[Problem] Collect all lines containing the word "empty" from the data.

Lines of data
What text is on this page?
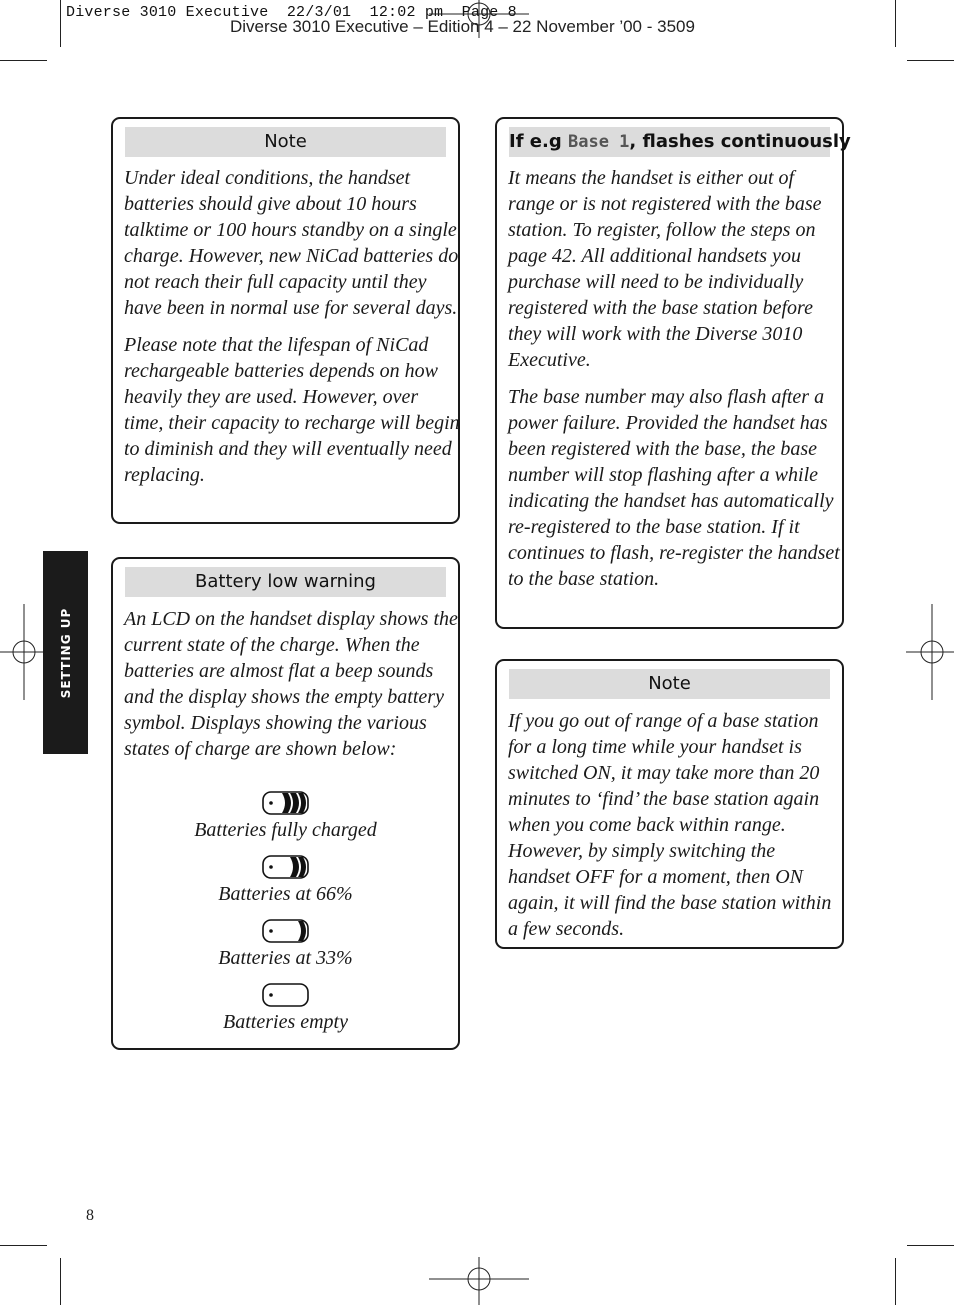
Diverse 3010 Executive  22/3/01  12:02 pm  Page 8
Diverse 3010 Executive – Edition 4 – 22 November ’00 - 3509
SETTING UP
Note

Under ideal conditions, the handset batteries should give about 10 hours talktime or 100 hours standby on a single charge. However, new NiCad batteries do not reach their full capacity until they have been in normal use for several days.

Please note that the lifespan of NiCad rechargeable batteries depends on how heavily they are used. However, over time, their capacity to recharge will begin to diminish and they will eventually need replacing.

Battery low warning
An LCD on the handset display shows the current state of the charge. When the batteries are almost flat a beep sounds and the display shows the empty battery symbol. Displays showing the various states of charge are shown below:
Batteries fully charged
Batteries at 66%
Batteries at 33%
Batteries empty
If e.g Base 1, flashes continuously

It means the handset is either out of range or is not registered with the base station. To register, follow the steps on page 42. All additional handsets you purchase will need to be individually registered with the base station before they will work with the Diverse 3010 Executive.

The base number may also flash after a power failure. Provided the handset has been registered with the base, the base number will stop flashing after a while indicating the handset has automatically re-registered to the base station. If it continues to flash, re-register the handset to the base station.

Note

If you go out of range of a base station for a long time while your handset is switched ON, it may take more than 20 minutes to ‘find’ the base station again when you come back within range. However, by simply switching the handset OFF for a moment, then ON again, it will find the base station within a few seconds.

8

[Correct result]
An LCD on the handset display shows the current state of the charge. When the batteries are almost flat a beep sounds and the display shows the empty battery symbol. Displays showing the various states of charge are shown below:
Batteries empty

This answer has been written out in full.